---- Supplied material

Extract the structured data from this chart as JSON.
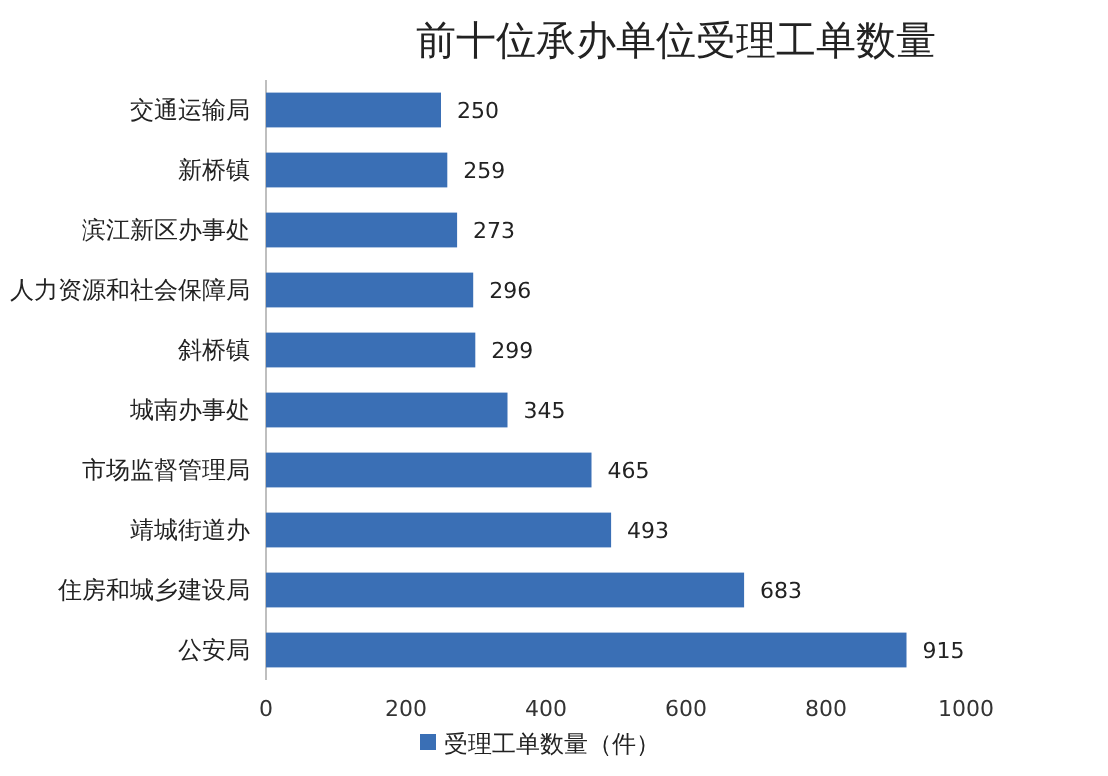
{
  "chart_data": {
    "type": "bar",
    "orientation": "horizontal",
    "title": "前十位承办单位受理工单数量",
    "categories": [
      "交通运输局",
      "新桥镇",
      "滨江新区办事处",
      "人力资源和社会保障局",
      "斜桥镇",
      "城南办事处",
      "市场监督管理局",
      "靖城街道办",
      "住房和城乡建设局",
      "公安局"
    ],
    "series": [
      {
        "name": "受理工单数量（件）",
        "color": "#3a6fb5",
        "values": [
          250,
          259,
          273,
          296,
          299,
          345,
          465,
          493,
          683,
          915
        ]
      }
    ],
    "xlim": [
      0,
      1000
    ],
    "xticks": [
      0,
      200,
      400,
      600,
      800,
      1000
    ],
    "grid": false,
    "legend": "bottom",
    "data_labels": true
  }
}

--------

> [What the task requires] Working from the lines above, reproduce the material exactly and exclude its pictures.

> [Task response]
Extract the structured data from this chart as JSON.
{
  "chart_data": {
    "type": "bar",
    "orientation": "horizontal",
    "title": "前十位承办单位受理工单数量",
    "categories": [
      "交通运输局",
      "新桥镇",
      "滨江新区办事处",
      "人力资源和社会保障局",
      "斜桥镇",
      "城南办事处",
      "市场监督管理局",
      "靖城街道办",
      "住房和城乡建设局",
      "公安局"
    ],
    "series": [
      {
        "name": "受理工单数量（件）",
        "color": "#3a6fb5",
        "values": [
          250,
          259,
          273,
          296,
          299,
          345,
          465,
          493,
          683,
          915
        ]
      }
    ],
    "xlim": [
      0,
      1000
    ],
    "xticks": [
      0,
      200,
      400,
      600,
      800,
      1000
    ],
    "grid": false,
    "legend": "bottom",
    "data_labels": true
  }
}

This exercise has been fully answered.